Extracted information:
·····

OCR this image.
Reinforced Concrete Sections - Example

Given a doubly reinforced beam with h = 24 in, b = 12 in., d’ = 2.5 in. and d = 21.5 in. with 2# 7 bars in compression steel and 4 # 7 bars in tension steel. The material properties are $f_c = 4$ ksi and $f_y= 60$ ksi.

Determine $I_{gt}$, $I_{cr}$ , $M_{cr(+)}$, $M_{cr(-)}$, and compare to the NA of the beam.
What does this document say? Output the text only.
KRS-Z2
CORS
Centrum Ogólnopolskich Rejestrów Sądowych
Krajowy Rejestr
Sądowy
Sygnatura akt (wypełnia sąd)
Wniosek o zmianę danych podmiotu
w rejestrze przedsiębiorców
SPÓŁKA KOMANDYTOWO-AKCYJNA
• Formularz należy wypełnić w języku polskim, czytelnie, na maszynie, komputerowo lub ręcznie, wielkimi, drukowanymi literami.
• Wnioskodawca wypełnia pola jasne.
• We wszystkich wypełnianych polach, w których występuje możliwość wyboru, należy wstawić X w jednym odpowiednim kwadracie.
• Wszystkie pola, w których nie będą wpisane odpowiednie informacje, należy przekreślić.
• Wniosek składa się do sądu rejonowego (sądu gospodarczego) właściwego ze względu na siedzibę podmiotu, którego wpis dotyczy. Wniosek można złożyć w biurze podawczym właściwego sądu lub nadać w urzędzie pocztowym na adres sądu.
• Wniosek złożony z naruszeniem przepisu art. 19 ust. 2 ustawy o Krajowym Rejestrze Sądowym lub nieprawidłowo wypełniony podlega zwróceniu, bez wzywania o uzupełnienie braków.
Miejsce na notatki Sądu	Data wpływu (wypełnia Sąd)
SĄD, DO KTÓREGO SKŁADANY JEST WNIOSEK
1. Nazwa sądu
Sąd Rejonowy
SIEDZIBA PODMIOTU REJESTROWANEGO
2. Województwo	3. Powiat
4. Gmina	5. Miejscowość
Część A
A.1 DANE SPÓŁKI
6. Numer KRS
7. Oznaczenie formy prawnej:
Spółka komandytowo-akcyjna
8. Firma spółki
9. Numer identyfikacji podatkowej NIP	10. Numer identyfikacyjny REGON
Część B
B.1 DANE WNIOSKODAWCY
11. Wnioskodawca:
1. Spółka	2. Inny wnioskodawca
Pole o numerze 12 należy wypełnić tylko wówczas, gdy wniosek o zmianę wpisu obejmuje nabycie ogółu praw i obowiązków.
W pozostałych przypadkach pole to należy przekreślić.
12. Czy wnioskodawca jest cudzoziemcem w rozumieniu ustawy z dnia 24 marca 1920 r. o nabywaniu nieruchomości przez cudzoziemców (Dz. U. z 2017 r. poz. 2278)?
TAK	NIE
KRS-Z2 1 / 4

·····

Aim:
Locate each line containing the string "przekreślić" and show it.

Reply to the exercise:
• Wszystkie pola, w których nie będą wpisane odpowiednie informacje, należy przekreślić.
W pozostałych przypadkach pole to należy przekreślić.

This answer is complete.